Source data
= = = =

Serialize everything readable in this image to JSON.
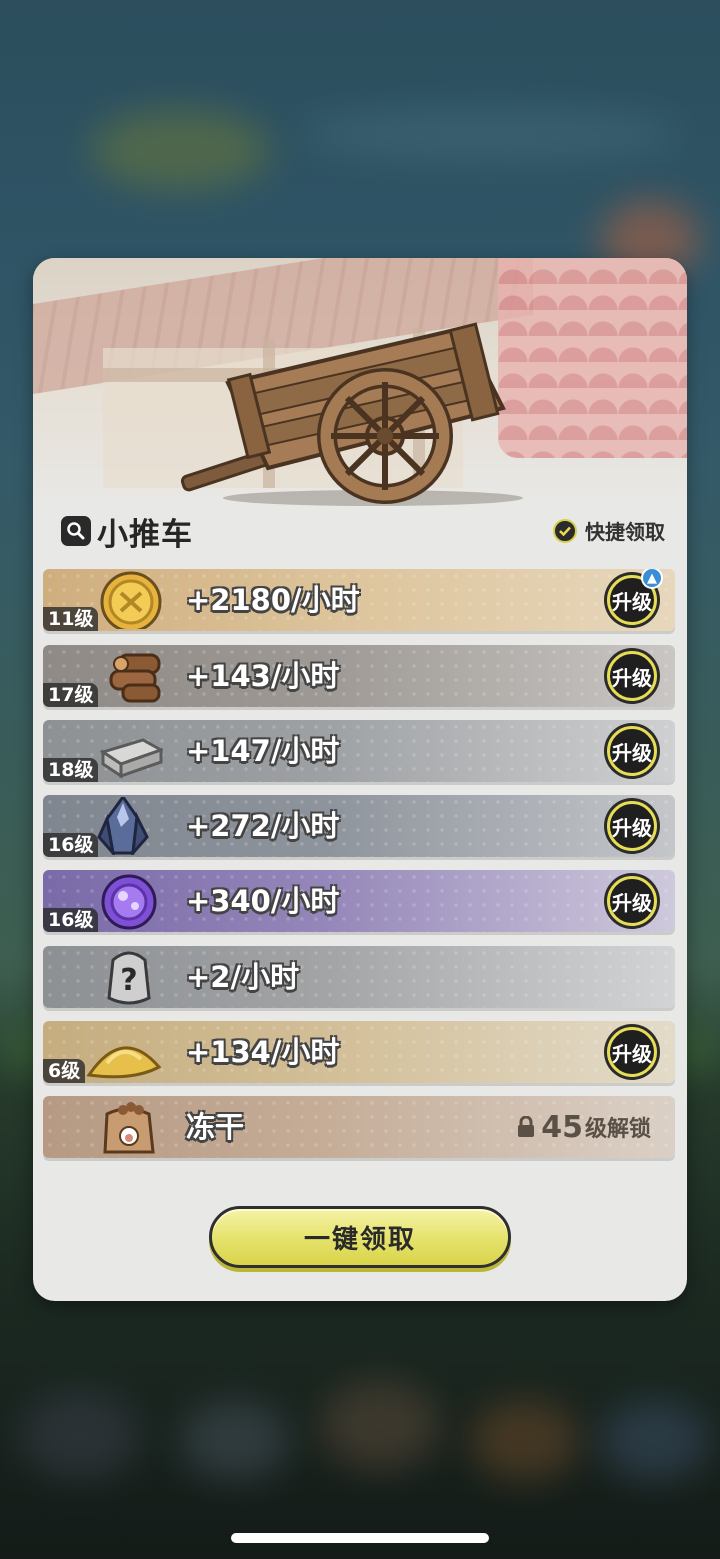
{
  "panel": {
    "title": "小推车",
    "quick_claim_label": "快捷领取",
    "claim_all_label": "一键领取"
  },
  "rows": [
    {
      "level": "11级",
      "rate": "+2180/小时",
      "action": "升级",
      "icon": "gold-coin-icon",
      "has_notice": true
    },
    {
      "level": "17级",
      "rate": "+143/小时",
      "action": "升级",
      "icon": "wood-logs-icon"
    },
    {
      "level": "18级",
      "rate": "+147/小时",
      "action": "升级",
      "icon": "stone-bricks-icon"
    },
    {
      "level": "16级",
      "rate": "+272/小时",
      "action": "升级",
      "icon": "crystal-ore-icon"
    },
    {
      "level": "16级",
      "rate": "+340/小时",
      "action": "升级",
      "icon": "purple-orb-icon"
    },
    {
      "level": "",
      "rate": "+2/小时",
      "action": "",
      "icon": "mystery-item-icon"
    },
    {
      "level": "6级",
      "rate": "+134/小时",
      "action": "升级",
      "icon": "sand-pile-icon"
    },
    {
      "level": "",
      "rate": "冻干",
      "action": "",
      "icon": "treat-bag-icon",
      "locked": true,
      "unlock_level": "45",
      "unlock_suffix": "级解锁"
    }
  ],
  "colors": {
    "button_yellow": "#e5e26b",
    "upgrade_ring": "#e6dc55",
    "row_gold": "#d8bd8f",
    "row_purple": "#8a78b5"
  }
}
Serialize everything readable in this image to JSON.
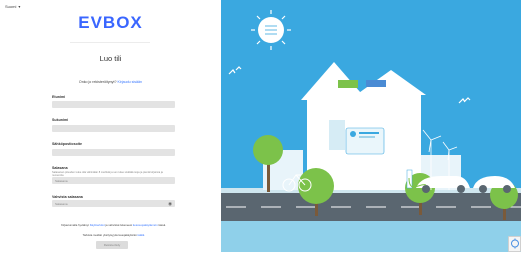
{
  "language": {
    "label": "Suomi"
  },
  "brand": {
    "logo_text": "EVBOX"
  },
  "page": {
    "title": "Luo tili",
    "have_account_text": "Onko jo rekisteröitynyt?",
    "login_link": "Kirjaudu sisään"
  },
  "form": {
    "first_name_label": "Etunimi",
    "last_name_label": "Sukunimi",
    "email_label": "Sähköpostiosoite",
    "password_label": "Salasana",
    "password_hint": "Salasanan pituuden tulee olla vähintään 8 merkkiä ja sen tulee sisältää isoja ja pieniä kirjaimia ja numeroita",
    "password_placeholder": "Salasana",
    "confirm_label": "Vahvista salasana",
    "confirm_placeholder": "Salasana"
  },
  "footer": {
    "terms_prefix": "Kirjautumalla hyväksyt",
    "terms_link": "Käyttöehdot",
    "terms_middle": "ja vahvistat lukeneesi",
    "privacy_link": "tietosuojakäytännön",
    "terms_suffix": "tässä.",
    "privacy_text": "Tarkista meidän yksityisyydensuojakäytäntö",
    "privacy_link2": "täältä",
    "submit_label": "Rekisteröidy"
  },
  "colors": {
    "brand": "#3a66ff",
    "sky": "#3aa8e0",
    "link": "#3a78ff"
  },
  "icons": [
    "caret-down-icon",
    "eye-icon",
    "recaptcha-icon"
  ]
}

= = = =

[Exercise] All of the entries above should be duplicated exactly, except for the pictures.

[Task answer]
Serialize everything readable in this image to JSON.
{
  "panel": {
    "title": "小推车",
    "quick_claim_label": "快捷领取",
    "claim_all_label": "一键领取"
  },
  "rows": [
    {
      "level": "11级",
      "rate": "+2180/小时",
      "action": "升级",
      "icon": "gold-coin-icon",
      "has_notice": true
    },
    {
      "level": "17级",
      "rate": "+143/小时",
      "action": "升级",
      "icon": "wood-logs-icon"
    },
    {
      "level": "18级",
      "rate": "+147/小时",
      "action": "升级",
      "icon": "stone-bricks-icon"
    },
    {
      "level": "16级",
      "rate": "+272/小时",
      "action": "升级",
      "icon": "crystal-ore-icon"
    },
    {
      "level": "16级",
      "rate": "+340/小时",
      "action": "升级",
      "icon": "purple-orb-icon"
    },
    {
      "level": "",
      "rate": "+2/小时",
      "action": "",
      "icon": "mystery-item-icon"
    },
    {
      "level": "6级",
      "rate": "+134/小时",
      "action": "升级",
      "icon": "sand-pile-icon"
    },
    {
      "level": "",
      "rate": "冻干",
      "action": "",
      "icon": "treat-bag-icon",
      "locked": true,
      "unlock_level": "45",
      "unlock_suffix": "级解锁"
    }
  ],
  "colors": {
    "button_yellow": "#e5e26b",
    "upgrade_ring": "#e6dc55",
    "row_gold": "#d8bd8f",
    "row_purple": "#8a78b5"
  }
}
Serialize everything readable in this image to JSON.
{
  "language": {
    "label": "Suomi"
  },
  "brand": {
    "logo_text": "EVBOX"
  },
  "page": {
    "title": "Luo tili",
    "have_account_text": "Onko jo rekisteröitynyt?",
    "login_link": "Kirjaudu sisään"
  },
  "form": {
    "first_name_label": "Etunimi",
    "last_name_label": "Sukunimi",
    "email_label": "Sähköpostiosoite",
    "password_label": "Salasana",
    "password_hint": "Salasanan pituuden tulee olla vähintään 8 merkkiä ja sen tulee sisältää isoja ja pieniä kirjaimia ja numeroita",
    "password_placeholder": "Salasana",
    "confirm_label": "Vahvista salasana",
    "confirm_placeholder": "Salasana"
  },
  "footer": {
    "terms_prefix": "Kirjautumalla hyväksyt",
    "terms_link": "Käyttöehdot",
    "terms_middle": "ja vahvistat lukeneesi",
    "privacy_link": "tietosuojakäytännön",
    "terms_suffix": "tässä.",
    "privacy_text": "Tarkista meidän yksityisyydensuojakäytäntö",
    "privacy_link2": "täältä",
    "submit_label": "Rekisteröidy"
  },
  "colors": {
    "brand": "#3a66ff",
    "sky": "#3aa8e0",
    "link": "#3a78ff"
  },
  "icons": [
    "caret-down-icon",
    "eye-icon",
    "recaptcha-icon"
  ]
}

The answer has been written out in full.